- [Instructions to follow]
Find every line in the records below that holds the word "έργων", and copy it out.

** START Input rows **

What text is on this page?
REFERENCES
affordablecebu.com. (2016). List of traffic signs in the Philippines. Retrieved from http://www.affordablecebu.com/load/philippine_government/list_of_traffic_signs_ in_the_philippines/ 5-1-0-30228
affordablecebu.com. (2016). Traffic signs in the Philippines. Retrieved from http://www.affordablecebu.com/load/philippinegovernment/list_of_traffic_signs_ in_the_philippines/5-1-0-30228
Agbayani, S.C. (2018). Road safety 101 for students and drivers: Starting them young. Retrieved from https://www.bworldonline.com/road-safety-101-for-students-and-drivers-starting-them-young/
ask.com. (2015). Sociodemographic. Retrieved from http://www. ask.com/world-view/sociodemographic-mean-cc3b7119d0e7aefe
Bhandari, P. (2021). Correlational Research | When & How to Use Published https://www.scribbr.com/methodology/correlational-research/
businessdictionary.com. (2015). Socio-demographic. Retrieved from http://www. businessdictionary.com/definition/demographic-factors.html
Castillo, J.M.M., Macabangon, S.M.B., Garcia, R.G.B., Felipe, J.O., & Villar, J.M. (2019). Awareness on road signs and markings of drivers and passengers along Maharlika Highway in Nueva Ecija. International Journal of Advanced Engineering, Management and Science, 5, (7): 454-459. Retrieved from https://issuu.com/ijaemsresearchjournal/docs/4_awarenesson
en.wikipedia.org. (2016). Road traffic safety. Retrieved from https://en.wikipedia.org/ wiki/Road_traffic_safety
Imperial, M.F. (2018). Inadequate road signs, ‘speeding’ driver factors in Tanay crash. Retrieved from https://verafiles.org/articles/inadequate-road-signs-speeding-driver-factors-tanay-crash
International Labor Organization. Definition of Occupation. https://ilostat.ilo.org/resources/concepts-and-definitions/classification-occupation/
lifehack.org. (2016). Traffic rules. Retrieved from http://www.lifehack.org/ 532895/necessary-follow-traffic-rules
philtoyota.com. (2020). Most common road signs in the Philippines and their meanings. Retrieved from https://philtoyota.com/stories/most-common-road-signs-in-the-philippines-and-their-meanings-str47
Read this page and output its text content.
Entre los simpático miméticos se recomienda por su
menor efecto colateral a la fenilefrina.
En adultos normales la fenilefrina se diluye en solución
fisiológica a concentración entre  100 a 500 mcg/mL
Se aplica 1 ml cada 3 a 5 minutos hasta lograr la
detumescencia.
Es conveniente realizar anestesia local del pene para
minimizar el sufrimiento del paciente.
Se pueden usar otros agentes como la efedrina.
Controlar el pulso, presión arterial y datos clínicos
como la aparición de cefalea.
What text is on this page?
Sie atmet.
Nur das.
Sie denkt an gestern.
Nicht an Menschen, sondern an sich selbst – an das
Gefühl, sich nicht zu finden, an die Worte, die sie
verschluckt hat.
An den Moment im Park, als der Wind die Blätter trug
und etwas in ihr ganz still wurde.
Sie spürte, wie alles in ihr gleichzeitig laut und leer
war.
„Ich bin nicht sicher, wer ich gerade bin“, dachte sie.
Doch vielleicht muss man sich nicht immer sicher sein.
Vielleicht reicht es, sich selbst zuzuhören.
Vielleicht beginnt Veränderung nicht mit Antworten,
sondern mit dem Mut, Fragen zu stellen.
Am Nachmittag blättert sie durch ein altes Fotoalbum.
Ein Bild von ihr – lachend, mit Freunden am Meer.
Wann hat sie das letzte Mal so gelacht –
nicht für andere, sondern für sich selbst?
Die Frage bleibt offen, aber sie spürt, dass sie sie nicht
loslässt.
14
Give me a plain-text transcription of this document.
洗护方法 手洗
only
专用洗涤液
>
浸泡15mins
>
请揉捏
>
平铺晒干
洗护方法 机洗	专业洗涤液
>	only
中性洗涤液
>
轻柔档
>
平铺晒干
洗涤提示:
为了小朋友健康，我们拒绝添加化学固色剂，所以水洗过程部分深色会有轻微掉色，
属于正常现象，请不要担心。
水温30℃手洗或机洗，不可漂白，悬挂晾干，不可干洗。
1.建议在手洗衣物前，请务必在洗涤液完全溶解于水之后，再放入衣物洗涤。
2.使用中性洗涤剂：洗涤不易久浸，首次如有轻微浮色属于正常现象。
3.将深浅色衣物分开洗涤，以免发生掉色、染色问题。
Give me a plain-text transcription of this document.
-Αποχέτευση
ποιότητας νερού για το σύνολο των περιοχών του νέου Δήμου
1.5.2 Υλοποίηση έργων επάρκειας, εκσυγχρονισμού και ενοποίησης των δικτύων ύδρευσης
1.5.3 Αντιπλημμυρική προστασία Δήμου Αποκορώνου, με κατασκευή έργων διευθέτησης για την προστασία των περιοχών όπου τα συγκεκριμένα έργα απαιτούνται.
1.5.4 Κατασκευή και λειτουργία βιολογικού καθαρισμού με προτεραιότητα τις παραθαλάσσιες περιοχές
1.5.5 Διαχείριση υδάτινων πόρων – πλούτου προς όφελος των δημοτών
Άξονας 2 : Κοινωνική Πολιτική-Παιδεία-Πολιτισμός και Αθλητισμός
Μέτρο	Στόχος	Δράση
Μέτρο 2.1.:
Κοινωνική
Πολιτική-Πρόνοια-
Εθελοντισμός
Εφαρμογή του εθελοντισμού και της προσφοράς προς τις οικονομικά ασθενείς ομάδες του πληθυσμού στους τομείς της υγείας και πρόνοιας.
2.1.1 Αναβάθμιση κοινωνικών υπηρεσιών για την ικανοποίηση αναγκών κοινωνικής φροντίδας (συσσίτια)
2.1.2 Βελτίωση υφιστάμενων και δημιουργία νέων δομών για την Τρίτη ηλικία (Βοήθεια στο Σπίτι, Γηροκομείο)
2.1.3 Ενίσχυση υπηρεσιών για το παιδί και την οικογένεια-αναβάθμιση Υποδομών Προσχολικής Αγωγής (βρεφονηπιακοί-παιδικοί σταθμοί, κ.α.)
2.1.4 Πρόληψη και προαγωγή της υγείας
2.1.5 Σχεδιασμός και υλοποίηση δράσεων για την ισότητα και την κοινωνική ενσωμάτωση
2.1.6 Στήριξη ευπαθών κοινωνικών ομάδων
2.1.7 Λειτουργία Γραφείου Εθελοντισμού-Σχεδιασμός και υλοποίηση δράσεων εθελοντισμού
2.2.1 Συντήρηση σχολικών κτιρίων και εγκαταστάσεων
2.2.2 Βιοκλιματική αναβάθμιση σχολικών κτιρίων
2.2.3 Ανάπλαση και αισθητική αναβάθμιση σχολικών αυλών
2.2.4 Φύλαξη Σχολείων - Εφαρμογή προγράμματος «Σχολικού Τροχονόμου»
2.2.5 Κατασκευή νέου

** END Input rows **

- [Response to the task]
1.5.2 Υλοποίηση έργων επάρκειας, εκσυγχρονισμού και ενοποίησης των δικτύων ύδρευσης
1.5.3 Αντιπλημμυρική προστασία Δήμου Αποκορώνου, με κατασκευή έργων διευθέτησης για την προστασία των περιοχών όπου τα συγκεκριμένα έργα απαιτούνται.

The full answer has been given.